### Information given ###

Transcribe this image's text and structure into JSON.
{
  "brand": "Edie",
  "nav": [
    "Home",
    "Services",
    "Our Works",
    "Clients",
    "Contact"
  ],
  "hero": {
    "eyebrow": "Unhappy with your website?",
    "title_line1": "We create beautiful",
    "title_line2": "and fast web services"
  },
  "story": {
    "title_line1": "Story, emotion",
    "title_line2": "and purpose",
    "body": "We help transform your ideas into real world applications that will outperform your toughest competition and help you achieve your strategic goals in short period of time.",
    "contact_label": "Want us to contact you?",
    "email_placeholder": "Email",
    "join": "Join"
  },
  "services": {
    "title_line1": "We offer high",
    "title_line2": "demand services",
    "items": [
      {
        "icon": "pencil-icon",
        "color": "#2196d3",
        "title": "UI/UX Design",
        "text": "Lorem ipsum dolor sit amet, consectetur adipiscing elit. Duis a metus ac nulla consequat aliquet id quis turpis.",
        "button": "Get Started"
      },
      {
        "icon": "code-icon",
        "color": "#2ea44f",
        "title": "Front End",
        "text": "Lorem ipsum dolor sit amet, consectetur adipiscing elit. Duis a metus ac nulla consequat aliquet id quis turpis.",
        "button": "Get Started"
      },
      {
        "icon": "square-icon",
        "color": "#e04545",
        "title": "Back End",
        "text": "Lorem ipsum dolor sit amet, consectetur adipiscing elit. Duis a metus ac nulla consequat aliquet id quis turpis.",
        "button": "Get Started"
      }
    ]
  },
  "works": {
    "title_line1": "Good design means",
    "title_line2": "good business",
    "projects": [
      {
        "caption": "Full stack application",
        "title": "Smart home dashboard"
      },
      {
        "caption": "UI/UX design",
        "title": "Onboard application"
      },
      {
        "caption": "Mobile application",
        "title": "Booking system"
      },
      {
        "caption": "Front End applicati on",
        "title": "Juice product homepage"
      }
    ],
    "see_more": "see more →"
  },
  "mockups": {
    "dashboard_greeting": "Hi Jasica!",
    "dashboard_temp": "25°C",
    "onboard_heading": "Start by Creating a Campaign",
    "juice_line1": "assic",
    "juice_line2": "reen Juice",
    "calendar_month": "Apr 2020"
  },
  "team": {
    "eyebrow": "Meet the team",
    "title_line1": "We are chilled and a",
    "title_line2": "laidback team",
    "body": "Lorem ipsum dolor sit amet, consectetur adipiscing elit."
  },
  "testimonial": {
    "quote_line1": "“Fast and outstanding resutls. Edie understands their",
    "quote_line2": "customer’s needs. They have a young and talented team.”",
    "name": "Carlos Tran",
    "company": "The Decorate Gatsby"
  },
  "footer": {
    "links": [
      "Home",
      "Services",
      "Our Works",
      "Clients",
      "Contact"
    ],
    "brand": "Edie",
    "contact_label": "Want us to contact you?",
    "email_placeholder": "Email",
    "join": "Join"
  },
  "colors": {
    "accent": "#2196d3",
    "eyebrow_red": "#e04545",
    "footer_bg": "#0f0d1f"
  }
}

###

◆ Description of the task
Copy all of the data. Keep every word exactly as it is.

◆ Finished task
Transcribe this image's text and structure into JSON.
{
  "brand": "Edie",
  "nav": [
    "Home",
    "Services",
    "Our Works",
    "Clients",
    "Contact"
  ],
  "hero": {
    "eyebrow": "Unhappy with your website?",
    "title_line1": "We create beautiful",
    "title_line2": "and fast web services"
  },
  "story": {
    "title_line1": "Story, emotion",
    "title_line2": "and purpose",
    "body": "We help transform your ideas into real world applications that will outperform your toughest competition and help you achieve your strategic goals in short period of time.",
    "contact_label": "Want us to contact you?",
    "email_placeholder": "Email",
    "join": "Join"
  },
  "services": {
    "title_line1": "We offer high",
    "title_line2": "demand services",
    "items": [
      {
        "icon": "pencil-icon",
        "color": "#2196d3",
        "title": "UI/UX Design",
        "text": "Lorem ipsum dolor sit amet, consectetur adipiscing elit. Duis a metus ac nulla consequat aliquet id quis turpis.",
        "button": "Get Started"
      },
      {
        "icon": "code-icon",
        "color": "#2ea44f",
        "title": "Front End",
        "text": "Lorem ipsum dolor sit amet, consectetur adipiscing elit. Duis a metus ac nulla consequat aliquet id quis turpis.",
        "button": "Get Started"
      },
      {
        "icon": "square-icon",
        "color": "#e04545",
        "title": "Back End",
        "text": "Lorem ipsum dolor sit amet, consectetur adipiscing elit. Duis a metus ac nulla consequat aliquet id quis turpis.",
        "button": "Get Started"
      }
    ]
  },
  "works": {
    "title_line1": "Good design means",
    "title_line2": "good business",
    "projects": [
      {
        "caption": "Full stack application",
        "title": "Smart home dashboard"
      },
      {
        "caption": "UI/UX design",
        "title": "Onboard application"
      },
      {
        "caption": "Mobile application",
        "title": "Booking system"
      },
      {
        "caption": "Front End applicati on",
        "title": "Juice product homepage"
      }
    ],
    "see_more": "see more →"
  },
  "mockups": {
    "dashboard_greeting": "Hi Jasica!",
    "dashboard_temp": "25°C",
    "onboard_heading": "Start by Creating a Campaign",
    "juice_line1": "assic",
    "juice_line2": "reen Juice",
    "calendar_month": "Apr 2020"
  },
  "team": {
    "eyebrow": "Meet the team",
    "title_line1": "We are chilled and a",
    "title_line2": "laidback team",
    "body": "Lorem ipsum dolor sit amet, consectetur adipiscing elit."
  },
  "testimonial": {
    "quote_line1": "“Fast and outstanding resutls. Edie understands their",
    "quote_line2": "customer’s needs. They have a young and talented team.”",
    "name": "Carlos Tran",
    "company": "The Decorate Gatsby"
  },
  "footer": {
    "links": [
      "Home",
      "Services",
      "Our Works",
      "Clients",
      "Contact"
    ],
    "brand": "Edie",
    "contact_label": "Want us to contact you?",
    "email_placeholder": "Email",
    "join": "Join"
  },
  "colors": {
    "accent": "#2196d3",
    "eyebrow_red": "#e04545",
    "footer_bg": "#0f0d1f"
  }
}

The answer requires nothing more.